• **Problem to solve**
Restate each entry word for word, leaving nothing out.

• **Excerpted records**

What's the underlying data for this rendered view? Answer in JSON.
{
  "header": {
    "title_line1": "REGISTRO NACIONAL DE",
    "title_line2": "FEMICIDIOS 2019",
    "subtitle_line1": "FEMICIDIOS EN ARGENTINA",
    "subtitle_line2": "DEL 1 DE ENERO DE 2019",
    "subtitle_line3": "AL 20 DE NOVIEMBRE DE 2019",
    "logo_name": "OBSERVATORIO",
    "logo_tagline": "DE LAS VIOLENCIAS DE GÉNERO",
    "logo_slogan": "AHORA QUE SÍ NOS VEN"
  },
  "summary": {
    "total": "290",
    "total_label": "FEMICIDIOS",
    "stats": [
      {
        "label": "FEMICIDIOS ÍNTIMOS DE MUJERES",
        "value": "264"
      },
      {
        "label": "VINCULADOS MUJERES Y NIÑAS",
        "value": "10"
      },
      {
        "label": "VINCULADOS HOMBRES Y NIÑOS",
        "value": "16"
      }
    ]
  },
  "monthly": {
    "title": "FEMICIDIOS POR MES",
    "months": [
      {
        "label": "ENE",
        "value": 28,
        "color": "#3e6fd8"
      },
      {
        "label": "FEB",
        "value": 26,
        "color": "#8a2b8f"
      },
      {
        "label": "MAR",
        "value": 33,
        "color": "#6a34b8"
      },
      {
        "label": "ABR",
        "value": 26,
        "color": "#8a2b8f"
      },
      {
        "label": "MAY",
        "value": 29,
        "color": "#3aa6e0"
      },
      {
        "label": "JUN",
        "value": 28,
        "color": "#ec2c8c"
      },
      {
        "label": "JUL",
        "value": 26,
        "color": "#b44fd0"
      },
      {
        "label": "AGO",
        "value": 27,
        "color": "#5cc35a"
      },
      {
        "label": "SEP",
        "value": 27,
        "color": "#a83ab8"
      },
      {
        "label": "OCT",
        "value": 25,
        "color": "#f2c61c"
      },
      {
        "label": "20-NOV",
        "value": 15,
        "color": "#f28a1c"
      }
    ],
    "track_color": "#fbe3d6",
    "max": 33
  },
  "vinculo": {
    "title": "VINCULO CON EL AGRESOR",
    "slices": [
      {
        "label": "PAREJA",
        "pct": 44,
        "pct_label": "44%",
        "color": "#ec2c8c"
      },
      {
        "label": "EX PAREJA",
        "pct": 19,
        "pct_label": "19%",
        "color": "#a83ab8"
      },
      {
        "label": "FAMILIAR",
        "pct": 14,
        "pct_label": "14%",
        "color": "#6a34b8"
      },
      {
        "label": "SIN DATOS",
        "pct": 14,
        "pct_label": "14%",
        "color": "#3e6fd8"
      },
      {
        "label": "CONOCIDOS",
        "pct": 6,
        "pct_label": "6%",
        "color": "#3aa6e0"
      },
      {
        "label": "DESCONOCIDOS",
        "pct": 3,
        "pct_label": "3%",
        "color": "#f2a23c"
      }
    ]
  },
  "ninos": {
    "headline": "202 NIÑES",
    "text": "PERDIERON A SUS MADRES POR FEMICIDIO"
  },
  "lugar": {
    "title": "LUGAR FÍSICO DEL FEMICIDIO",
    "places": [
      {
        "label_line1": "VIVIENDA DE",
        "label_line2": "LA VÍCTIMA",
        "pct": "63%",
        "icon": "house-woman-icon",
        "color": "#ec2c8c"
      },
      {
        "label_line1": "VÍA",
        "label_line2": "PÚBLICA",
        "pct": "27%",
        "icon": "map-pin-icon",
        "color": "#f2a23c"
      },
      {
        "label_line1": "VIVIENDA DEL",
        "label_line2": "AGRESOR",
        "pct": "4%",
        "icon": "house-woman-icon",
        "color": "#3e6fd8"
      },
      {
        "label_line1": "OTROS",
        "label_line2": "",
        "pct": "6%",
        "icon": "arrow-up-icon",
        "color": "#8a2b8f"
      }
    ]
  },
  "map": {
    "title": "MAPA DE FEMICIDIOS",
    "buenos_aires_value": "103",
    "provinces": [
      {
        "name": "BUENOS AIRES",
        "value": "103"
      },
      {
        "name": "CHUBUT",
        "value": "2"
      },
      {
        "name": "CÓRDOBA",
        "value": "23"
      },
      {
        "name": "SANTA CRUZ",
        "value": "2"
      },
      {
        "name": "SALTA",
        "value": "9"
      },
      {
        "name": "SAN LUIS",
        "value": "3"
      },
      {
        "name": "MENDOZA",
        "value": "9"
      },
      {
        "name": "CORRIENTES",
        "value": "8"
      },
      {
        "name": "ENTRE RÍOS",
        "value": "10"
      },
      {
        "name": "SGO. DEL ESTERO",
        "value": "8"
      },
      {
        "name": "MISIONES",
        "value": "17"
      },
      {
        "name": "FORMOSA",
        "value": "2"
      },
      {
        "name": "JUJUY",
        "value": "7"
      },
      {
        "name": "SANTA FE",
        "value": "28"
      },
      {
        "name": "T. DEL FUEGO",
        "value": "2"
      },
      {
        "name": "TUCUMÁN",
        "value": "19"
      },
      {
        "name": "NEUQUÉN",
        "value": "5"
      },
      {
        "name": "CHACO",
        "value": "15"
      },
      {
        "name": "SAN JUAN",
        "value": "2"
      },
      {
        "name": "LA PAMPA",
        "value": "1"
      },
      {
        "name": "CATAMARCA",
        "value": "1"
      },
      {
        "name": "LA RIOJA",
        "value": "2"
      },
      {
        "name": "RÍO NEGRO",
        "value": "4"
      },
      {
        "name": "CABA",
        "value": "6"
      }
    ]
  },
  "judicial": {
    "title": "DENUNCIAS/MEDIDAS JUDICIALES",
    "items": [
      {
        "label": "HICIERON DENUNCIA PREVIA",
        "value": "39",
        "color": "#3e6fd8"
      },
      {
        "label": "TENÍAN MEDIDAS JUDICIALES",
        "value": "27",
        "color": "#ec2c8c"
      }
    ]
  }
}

• **Result of this exercise**
What's the underlying data for this rendered view? Answer in JSON.
{
  "header": {
    "title_line1": "REGISTRO NACIONAL DE",
    "title_line2": "FEMICIDIOS 2019",
    "subtitle_line1": "FEMICIDIOS EN ARGENTINA",
    "subtitle_line2": "DEL 1 DE ENERO DE 2019",
    "subtitle_line3": "AL 20 DE NOVIEMBRE DE 2019",
    "logo_name": "OBSERVATORIO",
    "logo_tagline": "DE LAS VIOLENCIAS DE GÉNERO",
    "logo_slogan": "AHORA QUE SÍ NOS VEN"
  },
  "summary": {
    "total": "290",
    "total_label": "FEMICIDIOS",
    "stats": [
      {
        "label": "FEMICIDIOS ÍNTIMOS DE MUJERES",
        "value": "264"
      },
      {
        "label": "VINCULADOS MUJERES Y NIÑAS",
        "value": "10"
      },
      {
        "label": "VINCULADOS HOMBRES Y NIÑOS",
        "value": "16"
      }
    ]
  },
  "monthly": {
    "title": "FEMICIDIOS POR MES",
    "months": [
      {
        "label": "ENE",
        "value": 28,
        "color": "#3e6fd8"
      },
      {
        "label": "FEB",
        "value": 26,
        "color": "#8a2b8f"
      },
      {
        "label": "MAR",
        "value": 33,
        "color": "#6a34b8"
      },
      {
        "label": "ABR",
        "value": 26,
        "color": "#8a2b8f"
      },
      {
        "label": "MAY",
        "value": 29,
        "color": "#3aa6e0"
      },
      {
        "label": "JUN",
        "value": 28,
        "color": "#ec2c8c"
      },
      {
        "label": "JUL",
        "value": 26,
        "color": "#b44fd0"
      },
      {
        "label": "AGO",
        "value": 27,
        "color": "#5cc35a"
      },
      {
        "label": "SEP",
        "value": 27,
        "color": "#a83ab8"
      },
      {
        "label": "OCT",
        "value": 25,
        "color": "#f2c61c"
      },
      {
        "label": "20-NOV",
        "value": 15,
        "color": "#f28a1c"
      }
    ],
    "track_color": "#fbe3d6",
    "max": 33
  },
  "vinculo": {
    "title": "VINCULO CON EL AGRESOR",
    "slices": [
      {
        "label": "PAREJA",
        "pct": 44,
        "pct_label": "44%",
        "color": "#ec2c8c"
      },
      {
        "label": "EX PAREJA",
        "pct": 19,
        "pct_label": "19%",
        "color": "#a83ab8"
      },
      {
        "label": "FAMILIAR",
        "pct": 14,
        "pct_label": "14%",
        "color": "#6a34b8"
      },
      {
        "label": "SIN DATOS",
        "pct": 14,
        "pct_label": "14%",
        "color": "#3e6fd8"
      },
      {
        "label": "CONOCIDOS",
        "pct": 6,
        "pct_label": "6%",
        "color": "#3aa6e0"
      },
      {
        "label": "DESCONOCIDOS",
        "pct": 3,
        "pct_label": "3%",
        "color": "#f2a23c"
      }
    ]
  },
  "ninos": {
    "headline": "202 NIÑES",
    "text": "PERDIERON A SUS MADRES POR FEMICIDIO"
  },
  "lugar": {
    "title": "LUGAR FÍSICO DEL FEMICIDIO",
    "places": [
      {
        "label_line1": "VIVIENDA DE",
        "label_line2": "LA VÍCTIMA",
        "pct": "63%",
        "icon": "house-woman-icon",
        "color": "#ec2c8c"
      },
      {
        "label_line1": "VÍA",
        "label_line2": "PÚBLICA",
        "pct": "27%",
        "icon": "map-pin-icon",
        "color": "#f2a23c"
      },
      {
        "label_line1": "VIVIENDA DEL",
        "label_line2": "AGRESOR",
        "pct": "4%",
        "icon": "house-woman-icon",
        "color": "#3e6fd8"
      },
      {
        "label_line1": "OTROS",
        "label_line2": "",
        "pct": "6%",
        "icon": "arrow-up-icon",
        "color": "#8a2b8f"
      }
    ]
  },
  "map": {
    "title": "MAPA DE FEMICIDIOS",
    "buenos_aires_value": "103",
    "provinces": [
      {
        "name": "BUENOS AIRES",
        "value": "103"
      },
      {
        "name": "CHUBUT",
        "value": "2"
      },
      {
        "name": "CÓRDOBA",
        "value": "23"
      },
      {
        "name": "SANTA CRUZ",
        "value": "2"
      },
      {
        "name": "SALTA",
        "value": "9"
      },
      {
        "name": "SAN LUIS",
        "value": "3"
      },
      {
        "name": "MENDOZA",
        "value": "9"
      },
      {
        "name": "CORRIENTES",
        "value": "8"
      },
      {
        "name": "ENTRE RÍOS",
        "value": "10"
      },
      {
        "name": "SGO. DEL ESTERO",
        "value": "8"
      },
      {
        "name": "MISIONES",
        "value": "17"
      },
      {
        "name": "FORMOSA",
        "value": "2"
      },
      {
        "name": "JUJUY",
        "value": "7"
      },
      {
        "name": "SANTA FE",
        "value": "28"
      },
      {
        "name": "T. DEL FUEGO",
        "value": "2"
      },
      {
        "name": "TUCUMÁN",
        "value": "19"
      },
      {
        "name": "NEUQUÉN",
        "value": "5"
      },
      {
        "name": "CHACO",
        "value": "15"
      },
      {
        "name": "SAN JUAN",
        "value": "2"
      },
      {
        "name": "LA PAMPA",
        "value": "1"
      },
      {
        "name": "CATAMARCA",
        "value": "1"
      },
      {
        "name": "LA RIOJA",
        "value": "2"
      },
      {
        "name": "RÍO NEGRO",
        "value": "4"
      },
      {
        "name": "CABA",
        "value": "6"
      }
    ]
  },
  "judicial": {
    "title": "DENUNCIAS/MEDIDAS JUDICIALES",
    "items": [
      {
        "label": "HICIERON DENUNCIA PREVIA",
        "value": "39",
        "color": "#3e6fd8"
      },
      {
        "label": "TENÍAN MEDIDAS JUDICIALES",
        "value": "27",
        "color": "#ec2c8c"
      }
    ]
  }
}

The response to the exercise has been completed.